(EXERCISE DESCRIPTION): Review the material and extract every line in which the word "petugas" occurs.

(DATA SUPPLIED):
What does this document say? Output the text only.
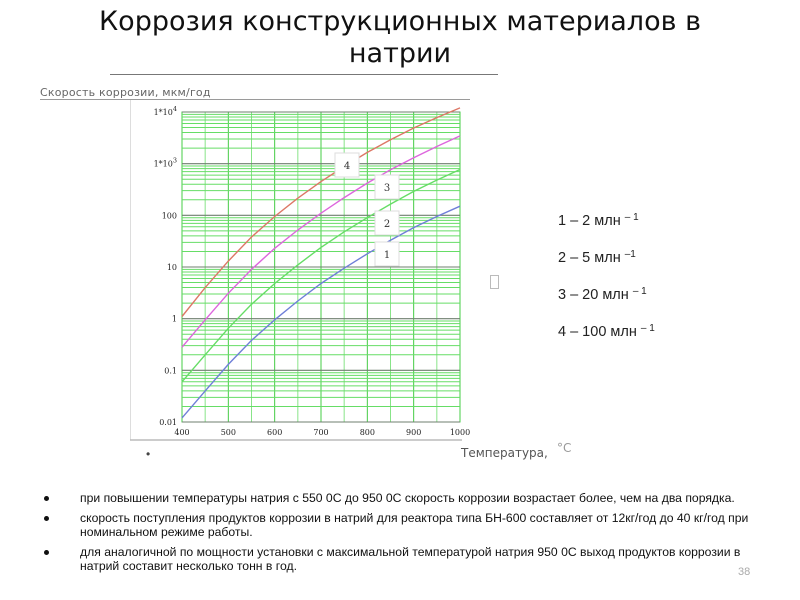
Коррозия конструкционных материалов в натрии
Скорость коррозии, мкм/год
400	500	600	700	800	900	1000
0.01
0.1
1
10
100
$1*10^3$
$1*10^4$
1
2
3
4
•	Температура, °С
1 – 2 млн $^{- 1}$
2 – 5 млн $^{-1}$
3 – 20 млн $^{- 1}$
4 – 100 млн $^{- 1}$
при повышении температуры натрия с 550 0С до 950 0С скорость коррозии возрастает более, чем на два порядка.
скорость поступления продуктов коррозии в натрий для реактора типа БН-600 составляет от 12кг/год до 40 кг/год при номинальном режиме работы.
для аналогичной по мощности установки с максимальной температурой натрия 950 0С выход продуктов коррозии в натрий составит несколько тонн в год.	38
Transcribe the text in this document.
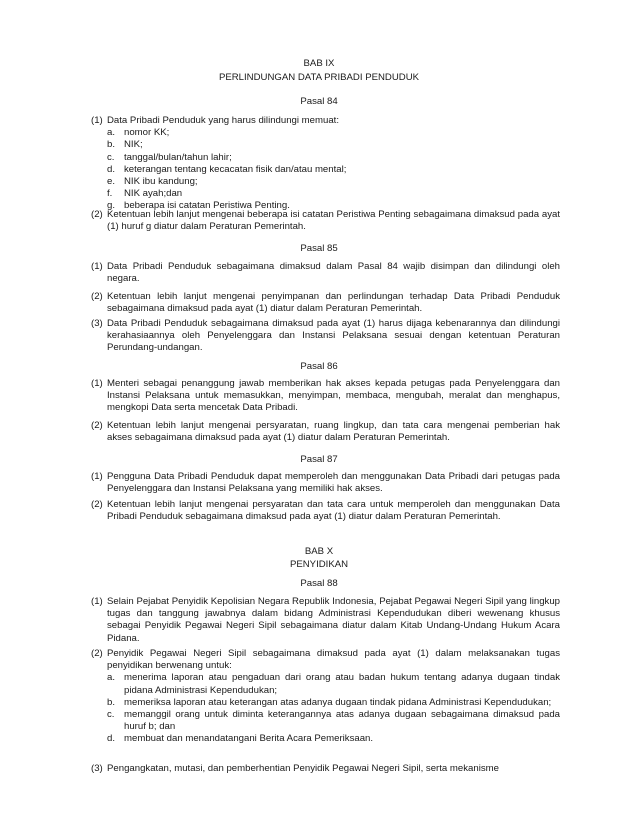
BAB IX
PERLINDUNGAN DATA PRIBADI PENDUDUK
Pasal 84
(1) Data Pribadi Penduduk yang harus dilindungi memuat:
a. nomor KK;
b. NIK;
c. tanggal/bulan/tahun lahir;
d. keterangan tentang kecacatan fisik dan/atau mental;
e. NIK ibu kandung;
f. NIK ayah;dan
g. beberapa isi catatan Peristiwa Penting.
(2) Ketentuan lebih lanjut mengenai beberapa isi catatan Peristiwa Penting sebagaimana dimaksud pada ayat (1) huruf g diatur dalam Peraturan Pemerintah.
Pasal 85
(1) Data Pribadi Penduduk sebagaimana dimaksud dalam Pasal 84 wajib disimpan dan dilindungi oleh negara.
(2) Ketentuan lebih lanjut mengenai penyimpanan dan perlindungan terhadap Data Pribadi Penduduk sebagaimana dimaksud pada ayat (1) diatur dalam Peraturan Pemerintah.
(3) Data Pribadi Penduduk sebagaimana dimaksud pada ayat (1) harus dijaga kebenarannya dan dilindungi kerahasiaannya oleh Penyelenggara dan Instansi Pelaksana sesuai dengan ketentuan Peraturan Perundang-undangan.
Pasal 86
(1) Menteri sebagai penanggung jawab memberikan hak akses kepada petugas pada Penyelenggara dan Instansi Pelaksana untuk memasukkan, menyimpan, membaca, mengubah, meralat dan menghapus, mengkopi Data serta mencetak Data Pribadi.
(2) Ketentuan lebih lanjut mengenai persyaratan, ruang lingkup, dan tata cara mengenai pemberian hak akses sebagaimana dimaksud pada ayat (1) diatur dalam Peraturan Pemerintah.
Pasal 87
(1) Pengguna Data Pribadi Penduduk dapat memperoleh dan menggunakan Data Pribadi dari petugas pada Penyelenggara dan Instansi Pelaksana yang memiliki hak akses.
(2) Ketentuan lebih lanjut mengenai persyaratan dan tata cara untuk memperoleh dan menggunakan Data Pribadi Penduduk sebagaimana dimaksud pada ayat (1) diatur dalam Peraturan Pemerintah.
BAB X
PENYIDIKAN
Pasal 88
(1) Selain Pejabat Penyidik Kepolisian Negara Republik Indonesia, Pejabat Pegawai Negeri Sipil yang lingkup tugas dan tanggung jawabnya dalam bidang Administrasi Kependudukan diberi wewenang khusus sebagai Penyidik Pegawai Negeri Sipil sebagaimana diatur dalam Kitab Undang-Undang Hukum Acara Pidana.
(2) Penyidik Pegawai Negeri Sipil sebagaimana dimaksud pada ayat (1) dalam melaksanakan tugas penyidikan berwenang untuk:
a. menerima laporan atau pengaduan dari orang atau badan hukum tentang adanya dugaan tindak pidana Administrasi Kependudukan;
b. memeriksa laporan atau keterangan atas adanya dugaan tindak pidana Administrasi Kependudukan;
c. memanggil orang untuk diminta keterangannya atas adanya dugaan sebagaimana dimaksud pada huruf b; dan
d. membuat dan menandatangani Berita Acara Pemeriksaan.
(3) Pengangkatan, mutasi, dan pemberhentian Penyidik Pegawai Negeri Sipil, serta mekanisme
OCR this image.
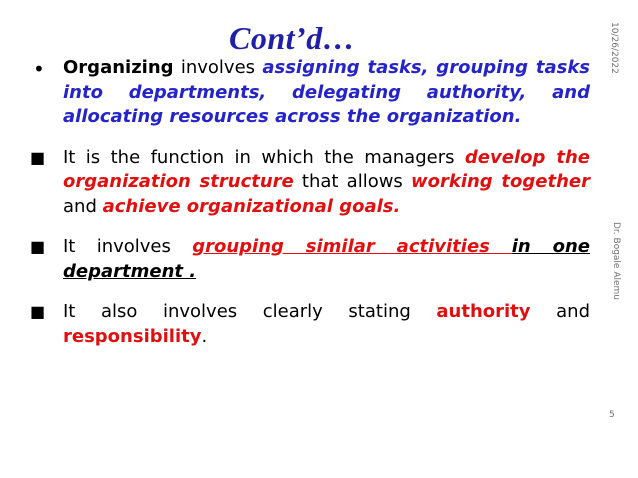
Cont’d…
• Organizing involves assigning tasks, grouping tasks into departments, delegating authority, and allocating resources across the organization.

■ It is the function in which the managers develop the organization structure that allows working together and achieve organizational goals.

■ It involves grouping similar activities in one department .

■ It also involves clearly stating authority and responsibility.

10/26/2022
Dr. Bogale Alemu
5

(ANSWER TO THIS EXERCISE):
(1) Menteri sebagai penanggung jawab memberikan hak akses kepada petugas pada Penyelenggara dan Instansi Pelaksana untuk memasukkan, menyimpan, membaca, mengubah, meralat dan menghapus, mengkopi Data serta mencetak Data Pribadi.
(1) Pengguna Data Pribadi Penduduk dapat memperoleh dan menggunakan Data Pribadi dari petugas pada Penyelenggara dan Instansi Pelaksana yang memiliki hak akses.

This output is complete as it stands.